▶ [Stored entries]

+ + + + + + +

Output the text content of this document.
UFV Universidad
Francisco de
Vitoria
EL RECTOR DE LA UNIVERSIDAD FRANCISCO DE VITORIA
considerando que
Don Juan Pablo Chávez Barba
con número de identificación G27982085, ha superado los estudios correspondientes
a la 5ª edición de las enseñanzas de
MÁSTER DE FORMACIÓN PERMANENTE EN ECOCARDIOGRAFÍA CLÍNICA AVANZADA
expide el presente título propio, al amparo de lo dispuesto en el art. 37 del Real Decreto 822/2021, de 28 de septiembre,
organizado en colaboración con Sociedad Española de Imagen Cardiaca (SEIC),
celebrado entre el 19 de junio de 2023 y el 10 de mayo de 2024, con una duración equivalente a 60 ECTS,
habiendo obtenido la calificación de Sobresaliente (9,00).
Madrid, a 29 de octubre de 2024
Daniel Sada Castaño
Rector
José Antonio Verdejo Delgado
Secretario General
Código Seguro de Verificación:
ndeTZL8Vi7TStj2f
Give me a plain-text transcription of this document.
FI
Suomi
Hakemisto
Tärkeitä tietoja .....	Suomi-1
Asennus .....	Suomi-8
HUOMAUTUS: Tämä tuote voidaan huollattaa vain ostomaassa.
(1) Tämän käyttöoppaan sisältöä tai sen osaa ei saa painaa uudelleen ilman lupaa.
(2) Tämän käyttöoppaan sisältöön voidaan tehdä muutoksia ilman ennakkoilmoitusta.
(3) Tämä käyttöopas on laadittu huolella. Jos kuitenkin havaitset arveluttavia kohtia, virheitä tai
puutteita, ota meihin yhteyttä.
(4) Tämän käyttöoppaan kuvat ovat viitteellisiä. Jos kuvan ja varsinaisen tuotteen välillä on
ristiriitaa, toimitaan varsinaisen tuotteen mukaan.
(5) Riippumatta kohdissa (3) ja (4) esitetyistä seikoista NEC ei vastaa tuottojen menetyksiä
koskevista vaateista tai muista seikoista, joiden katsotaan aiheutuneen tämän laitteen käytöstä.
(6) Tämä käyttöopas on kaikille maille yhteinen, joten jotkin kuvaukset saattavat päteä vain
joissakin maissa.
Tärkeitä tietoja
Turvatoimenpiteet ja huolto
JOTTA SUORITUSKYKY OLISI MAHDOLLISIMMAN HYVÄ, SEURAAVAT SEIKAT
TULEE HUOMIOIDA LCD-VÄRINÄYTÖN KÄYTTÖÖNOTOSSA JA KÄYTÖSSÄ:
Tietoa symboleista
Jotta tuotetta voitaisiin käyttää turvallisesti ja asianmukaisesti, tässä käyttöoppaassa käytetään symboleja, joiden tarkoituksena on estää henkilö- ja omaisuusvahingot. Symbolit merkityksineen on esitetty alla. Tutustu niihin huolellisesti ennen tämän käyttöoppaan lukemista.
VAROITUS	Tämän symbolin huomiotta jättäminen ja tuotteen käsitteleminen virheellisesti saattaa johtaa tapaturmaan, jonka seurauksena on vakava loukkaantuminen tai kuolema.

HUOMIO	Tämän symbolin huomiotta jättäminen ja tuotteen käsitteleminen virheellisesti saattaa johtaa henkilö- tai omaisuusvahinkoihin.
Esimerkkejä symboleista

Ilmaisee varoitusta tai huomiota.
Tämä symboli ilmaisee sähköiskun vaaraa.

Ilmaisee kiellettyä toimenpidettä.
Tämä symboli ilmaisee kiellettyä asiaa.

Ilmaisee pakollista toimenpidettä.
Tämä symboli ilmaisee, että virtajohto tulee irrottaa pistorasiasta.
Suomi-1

+ + + + + + +

Repeat the records above exactly.

▶ [Exercise solution]
Output the text content of this document.
UFV Universidad
Francisco de
Vitoria
EL RECTOR DE LA UNIVERSIDAD FRANCISCO DE VITORIA
considerando que
Don Juan Pablo Chávez Barba
con número de identificación G27982085, ha superado los estudios correspondientes
a la 5ª edición de las enseñanzas de
MÁSTER DE FORMACIÓN PERMANENTE EN ECOCARDIOGRAFÍA CLÍNICA AVANZADA
expide el presente título propio, al amparo de lo dispuesto en el art. 37 del Real Decreto 822/2021, de 28 de septiembre,
organizado en colaboración con Sociedad Española de Imagen Cardiaca (SEIC),
celebrado entre el 19 de junio de 2023 y el 10 de mayo de 2024, con una duración equivalente a 60 ECTS,
habiendo obtenido la calificación de Sobresaliente (9,00).
Madrid, a 29 de octubre de 2024
Daniel Sada Castaño
Rector
José Antonio Verdejo Delgado
Secretario General
Código Seguro de Verificación:
ndeTZL8Vi7TStj2f
Give me a plain-text transcription of this document.
FI
Suomi
Hakemisto
Tärkeitä tietoja .....	Suomi-1
Asennus .....	Suomi-8
HUOMAUTUS: Tämä tuote voidaan huollattaa vain ostomaassa.
(1) Tämän käyttöoppaan sisältöä tai sen osaa ei saa painaa uudelleen ilman lupaa.
(2) Tämän käyttöoppaan sisältöön voidaan tehdä muutoksia ilman ennakkoilmoitusta.
(3) Tämä käyttöopas on laadittu huolella. Jos kuitenkin havaitset arveluttavia kohtia, virheitä tai
puutteita, ota meihin yhteyttä.
(4) Tämän käyttöoppaan kuvat ovat viitteellisiä. Jos kuvan ja varsinaisen tuotteen välillä on
ristiriitaa, toimitaan varsinaisen tuotteen mukaan.
(5) Riippumatta kohdissa (3) ja (4) esitetyistä seikoista NEC ei vastaa tuottojen menetyksiä
koskevista vaateista tai muista seikoista, joiden katsotaan aiheutuneen tämän laitteen käytöstä.
(6) Tämä käyttöopas on kaikille maille yhteinen, joten jotkin kuvaukset saattavat päteä vain
joissakin maissa.
Tärkeitä tietoja
Turvatoimenpiteet ja huolto
JOTTA SUORITUSKYKY OLISI MAHDOLLISIMMAN HYVÄ, SEURAAVAT SEIKAT
TULEE HUOMIOIDA LCD-VÄRINÄYTÖN KÄYTTÖÖNOTOSSA JA KÄYTÖSSÄ:
Tietoa symboleista
Jotta tuotetta voitaisiin käyttää turvallisesti ja asianmukaisesti, tässä käyttöoppaassa käytetään symboleja, joiden tarkoituksena on estää henkilö- ja omaisuusvahingot. Symbolit merkityksineen on esitetty alla. Tutustu niihin huolellisesti ennen tämän käyttöoppaan lukemista.
VAROITUS	Tämän symbolin huomiotta jättäminen ja tuotteen käsitteleminen virheellisesti saattaa johtaa tapaturmaan, jonka seurauksena on vakava loukkaantuminen tai kuolema.

HUOMIO	Tämän symbolin huomiotta jättäminen ja tuotteen käsitteleminen virheellisesti saattaa johtaa henkilö- tai omaisuusvahinkoihin.
Esimerkkejä symboleista

Ilmaisee varoitusta tai huomiota.
Tämä symboli ilmaisee sähköiskun vaaraa.

Ilmaisee kiellettyä toimenpidettä.
Tämä symboli ilmaisee kiellettyä asiaa.

Ilmaisee pakollista toimenpidettä.
Tämä symboli ilmaisee, että virtajohto tulee irrottaa pistorasiasta.
Suomi-1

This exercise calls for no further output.